-- Work to be completed --
Could you print all the entries exactly?

Lines of data
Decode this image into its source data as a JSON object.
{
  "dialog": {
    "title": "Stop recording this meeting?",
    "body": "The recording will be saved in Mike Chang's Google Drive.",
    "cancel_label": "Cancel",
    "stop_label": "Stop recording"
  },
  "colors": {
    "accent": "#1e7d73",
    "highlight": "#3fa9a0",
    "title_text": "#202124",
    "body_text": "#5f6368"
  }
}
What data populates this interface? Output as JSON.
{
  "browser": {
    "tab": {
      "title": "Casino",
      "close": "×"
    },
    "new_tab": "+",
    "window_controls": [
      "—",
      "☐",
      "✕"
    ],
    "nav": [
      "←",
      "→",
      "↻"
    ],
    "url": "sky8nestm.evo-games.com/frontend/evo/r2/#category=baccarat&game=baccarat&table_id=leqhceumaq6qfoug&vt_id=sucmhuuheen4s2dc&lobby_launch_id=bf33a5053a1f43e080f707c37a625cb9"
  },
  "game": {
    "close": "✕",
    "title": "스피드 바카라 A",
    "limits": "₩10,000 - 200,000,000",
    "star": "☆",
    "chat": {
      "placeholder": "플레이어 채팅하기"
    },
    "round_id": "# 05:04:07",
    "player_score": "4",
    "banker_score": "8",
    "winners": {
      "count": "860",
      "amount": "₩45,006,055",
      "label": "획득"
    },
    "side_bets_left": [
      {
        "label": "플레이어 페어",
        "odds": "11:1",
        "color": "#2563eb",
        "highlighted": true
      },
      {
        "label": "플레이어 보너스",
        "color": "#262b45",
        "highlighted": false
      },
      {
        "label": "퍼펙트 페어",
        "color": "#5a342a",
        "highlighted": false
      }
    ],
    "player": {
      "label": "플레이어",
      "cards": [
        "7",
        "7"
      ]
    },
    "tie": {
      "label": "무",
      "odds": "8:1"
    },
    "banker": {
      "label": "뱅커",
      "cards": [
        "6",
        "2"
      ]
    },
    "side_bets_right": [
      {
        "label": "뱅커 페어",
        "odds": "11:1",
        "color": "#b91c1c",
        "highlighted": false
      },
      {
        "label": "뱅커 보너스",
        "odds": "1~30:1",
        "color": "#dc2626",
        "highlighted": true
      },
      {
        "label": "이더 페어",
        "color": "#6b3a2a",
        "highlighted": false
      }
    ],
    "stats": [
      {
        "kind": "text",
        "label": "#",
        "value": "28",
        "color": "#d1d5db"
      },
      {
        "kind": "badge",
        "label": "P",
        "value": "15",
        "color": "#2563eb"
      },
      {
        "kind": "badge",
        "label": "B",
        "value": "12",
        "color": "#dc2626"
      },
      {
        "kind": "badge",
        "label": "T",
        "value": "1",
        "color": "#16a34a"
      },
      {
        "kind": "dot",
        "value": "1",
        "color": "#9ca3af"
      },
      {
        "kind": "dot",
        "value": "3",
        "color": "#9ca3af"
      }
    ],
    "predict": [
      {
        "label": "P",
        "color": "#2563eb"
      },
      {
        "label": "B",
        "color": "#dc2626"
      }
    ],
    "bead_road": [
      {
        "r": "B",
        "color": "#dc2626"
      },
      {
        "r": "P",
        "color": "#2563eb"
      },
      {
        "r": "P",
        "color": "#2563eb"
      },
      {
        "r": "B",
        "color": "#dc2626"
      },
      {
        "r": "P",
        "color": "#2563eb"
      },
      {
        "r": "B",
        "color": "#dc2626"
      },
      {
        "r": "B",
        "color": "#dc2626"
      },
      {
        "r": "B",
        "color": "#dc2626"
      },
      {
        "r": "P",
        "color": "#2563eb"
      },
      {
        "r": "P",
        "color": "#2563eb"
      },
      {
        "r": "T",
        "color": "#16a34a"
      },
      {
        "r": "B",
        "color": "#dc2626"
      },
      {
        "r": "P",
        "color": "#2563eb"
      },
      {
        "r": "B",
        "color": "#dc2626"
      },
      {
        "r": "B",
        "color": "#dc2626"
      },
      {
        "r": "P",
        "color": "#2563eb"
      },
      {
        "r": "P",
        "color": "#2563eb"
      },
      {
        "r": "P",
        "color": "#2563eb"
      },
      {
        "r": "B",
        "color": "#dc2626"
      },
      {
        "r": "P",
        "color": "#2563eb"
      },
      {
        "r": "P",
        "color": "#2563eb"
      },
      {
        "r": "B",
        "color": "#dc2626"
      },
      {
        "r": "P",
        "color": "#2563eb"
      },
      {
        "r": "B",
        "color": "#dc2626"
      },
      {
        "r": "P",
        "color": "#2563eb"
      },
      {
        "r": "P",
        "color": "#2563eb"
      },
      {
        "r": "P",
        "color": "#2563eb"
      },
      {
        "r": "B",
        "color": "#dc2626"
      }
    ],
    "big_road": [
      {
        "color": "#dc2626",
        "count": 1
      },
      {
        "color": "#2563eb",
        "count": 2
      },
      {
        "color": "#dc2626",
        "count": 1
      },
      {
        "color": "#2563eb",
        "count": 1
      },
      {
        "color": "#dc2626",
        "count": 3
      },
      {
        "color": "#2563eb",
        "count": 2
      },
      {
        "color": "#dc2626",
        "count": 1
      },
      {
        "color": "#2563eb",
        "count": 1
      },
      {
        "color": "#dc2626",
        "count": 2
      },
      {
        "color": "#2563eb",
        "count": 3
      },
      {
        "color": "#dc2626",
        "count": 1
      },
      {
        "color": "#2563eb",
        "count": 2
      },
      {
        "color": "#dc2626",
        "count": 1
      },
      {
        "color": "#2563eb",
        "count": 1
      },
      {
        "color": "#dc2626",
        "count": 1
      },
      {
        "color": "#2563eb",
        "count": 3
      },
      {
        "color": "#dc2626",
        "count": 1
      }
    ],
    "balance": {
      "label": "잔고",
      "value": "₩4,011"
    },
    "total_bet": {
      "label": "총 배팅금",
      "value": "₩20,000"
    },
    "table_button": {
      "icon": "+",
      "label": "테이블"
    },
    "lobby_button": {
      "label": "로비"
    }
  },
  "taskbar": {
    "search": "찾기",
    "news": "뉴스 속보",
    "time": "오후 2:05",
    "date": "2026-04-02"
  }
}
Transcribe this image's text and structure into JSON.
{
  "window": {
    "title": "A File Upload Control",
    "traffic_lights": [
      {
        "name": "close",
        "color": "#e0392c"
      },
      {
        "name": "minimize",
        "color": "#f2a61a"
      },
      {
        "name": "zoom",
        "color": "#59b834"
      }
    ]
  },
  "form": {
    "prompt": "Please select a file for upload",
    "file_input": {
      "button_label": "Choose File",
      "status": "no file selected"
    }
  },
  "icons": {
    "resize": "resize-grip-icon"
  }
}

-- Exercise solution --
Decode this image into its source data as a JSON object.
{
  "dialog": {
    "title": "Stop recording this meeting?",
    "body": "The recording will be saved in Mike Chang's Google Drive.",
    "cancel_label": "Cancel",
    "stop_label": "Stop recording"
  },
  "colors": {
    "accent": "#1e7d73",
    "highlight": "#3fa9a0",
    "title_text": "#202124",
    "body_text": "#5f6368"
  }
}
What data populates this interface? Output as JSON.
{
  "browser": {
    "tab": {
      "title": "Casino",
      "close": "×"
    },
    "new_tab": "+",
    "window_controls": [
      "—",
      "☐",
      "✕"
    ],
    "nav": [
      "←",
      "→",
      "↻"
    ],
    "url": "sky8nestm.evo-games.com/frontend/evo/r2/#category=baccarat&game=baccarat&table_id=leqhceumaq6qfoug&vt_id=sucmhuuheen4s2dc&lobby_launch_id=bf33a5053a1f43e080f707c37a625cb9"
  },
  "game": {
    "close": "✕",
    "title": "스피드 바카라 A",
    "limits": "₩10,000 - 200,000,000",
    "star": "☆",
    "chat": {
      "placeholder": "플레이어 채팅하기"
    },
    "round_id": "# 05:04:07",
    "player_score": "4",
    "banker_score": "8",
    "winners": {
      "count": "860",
      "amount": "₩45,006,055",
      "label": "획득"
    },
    "side_bets_left": [
      {
        "label": "플레이어 페어",
        "odds": "11:1",
        "color": "#2563eb",
        "highlighted": true
      },
      {
        "label": "플레이어 보너스",
        "color": "#262b45",
        "highlighted": false
      },
      {
        "label": "퍼펙트 페어",
        "color": "#5a342a",
        "highlighted": false
      }
    ],
    "player": {
      "label": "플레이어",
      "cards": [
        "7",
        "7"
      ]
    },
    "tie": {
      "label": "무",
      "odds": "8:1"
    },
    "banker": {
      "label": "뱅커",
      "cards": [
        "6",
        "2"
      ]
    },
    "side_bets_right": [
      {
        "label": "뱅커 페어",
        "odds": "11:1",
        "color": "#b91c1c",
        "highlighted": false
      },
      {
        "label": "뱅커 보너스",
        "odds": "1~30:1",
        "color": "#dc2626",
        "highlighted": true
      },
      {
        "label": "이더 페어",
        "color": "#6b3a2a",
        "highlighted": false
      }
    ],
    "stats": [
      {
        "kind": "text",
        "label": "#",
        "value": "28",
        "color": "#d1d5db"
      },
      {
        "kind": "badge",
        "label": "P",
        "value": "15",
        "color": "#2563eb"
      },
      {
        "kind": "badge",
        "label": "B",
        "value": "12",
        "color": "#dc2626"
      },
      {
        "kind": "badge",
        "label": "T",
        "value": "1",
        "color": "#16a34a"
      },
      {
        "kind": "dot",
        "value": "1",
        "color": "#9ca3af"
      },
      {
        "kind": "dot",
        "value": "3",
        "color": "#9ca3af"
      }
    ],
    "predict": [
      {
        "label": "P",
        "color": "#2563eb"
      },
      {
        "label": "B",
        "color": "#dc2626"
      }
    ],
    "bead_road": [
      {
        "r": "B",
        "color": "#dc2626"
      },
      {
        "r": "P",
        "color": "#2563eb"
      },
      {
        "r": "P",
        "color": "#2563eb"
      },
      {
        "r": "B",
        "color": "#dc2626"
      },
      {
        "r": "P",
        "color": "#2563eb"
      },
      {
        "r": "B",
        "color": "#dc2626"
      },
      {
        "r": "B",
        "color": "#dc2626"
      },
      {
        "r": "B",
        "color": "#dc2626"
      },
      {
        "r": "P",
        "color": "#2563eb"
      },
      {
        "r": "P",
        "color": "#2563eb"
      },
      {
        "r": "T",
        "color": "#16a34a"
      },
      {
        "r": "B",
        "color": "#dc2626"
      },
      {
        "r": "P",
        "color": "#2563eb"
      },
      {
        "r": "B",
        "color": "#dc2626"
      },
      {
        "r": "B",
        "color": "#dc2626"
      },
      {
        "r": "P",
        "color": "#2563eb"
      },
      {
        "r": "P",
        "color": "#2563eb"
      },
      {
        "r": "P",
        "color": "#2563eb"
      },
      {
        "r": "B",
        "color": "#dc2626"
      },
      {
        "r": "P",
        "color": "#2563eb"
      },
      {
        "r": "P",
        "color": "#2563eb"
      },
      {
        "r": "B",
        "color": "#dc2626"
      },
      {
        "r": "P",
        "color": "#2563eb"
      },
      {
        "r": "B",
        "color": "#dc2626"
      },
      {
        "r": "P",
        "color": "#2563eb"
      },
      {
        "r": "P",
        "color": "#2563eb"
      },
      {
        "r": "P",
        "color": "#2563eb"
      },
      {
        "r": "B",
        "color": "#dc2626"
      }
    ],
    "big_road": [
      {
        "color": "#dc2626",
        "count": 1
      },
      {
        "color": "#2563eb",
        "count": 2
      },
      {
        "color": "#dc2626",
        "count": 1
      },
      {
        "color": "#2563eb",
        "count": 1
      },
      {
        "color": "#dc2626",
        "count": 3
      },
      {
        "color": "#2563eb",
        "count": 2
      },
      {
        "color": "#dc2626",
        "count": 1
      },
      {
        "color": "#2563eb",
        "count": 1
      },
      {
        "color": "#dc2626",
        "count": 2
      },
      {
        "color": "#2563eb",
        "count": 3
      },
      {
        "color": "#dc2626",
        "count": 1
      },
      {
        "color": "#2563eb",
        "count": 2
      },
      {
        "color": "#dc2626",
        "count": 1
      },
      {
        "color": "#2563eb",
        "count": 1
      },
      {
        "color": "#dc2626",
        "count": 1
      },
      {
        "color": "#2563eb",
        "count": 3
      },
      {
        "color": "#dc2626",
        "count": 1
      }
    ],
    "balance": {
      "label": "잔고",
      "value": "₩4,011"
    },
    "total_bet": {
      "label": "총 배팅금",
      "value": "₩20,000"
    },
    "table_button": {
      "icon": "+",
      "label": "테이블"
    },
    "lobby_button": {
      "label": "로비"
    }
  },
  "taskbar": {
    "search": "찾기",
    "news": "뉴스 속보",
    "time": "오후 2:05",
    "date": "2026-04-02"
  }
}
Transcribe this image's text and structure into JSON.
{
  "window": {
    "title": "A File Upload Control",
    "traffic_lights": [
      {
        "name": "close",
        "color": "#e0392c"
      },
      {
        "name": "minimize",
        "color": "#f2a61a"
      },
      {
        "name": "zoom",
        "color": "#59b834"
      }
    ]
  },
  "form": {
    "prompt": "Please select a file for upload",
    "file_input": {
      "button_label": "Choose File",
      "status": "no file selected"
    }
  },
  "icons": {
    "resize": "resize-grip-icon"
  }
}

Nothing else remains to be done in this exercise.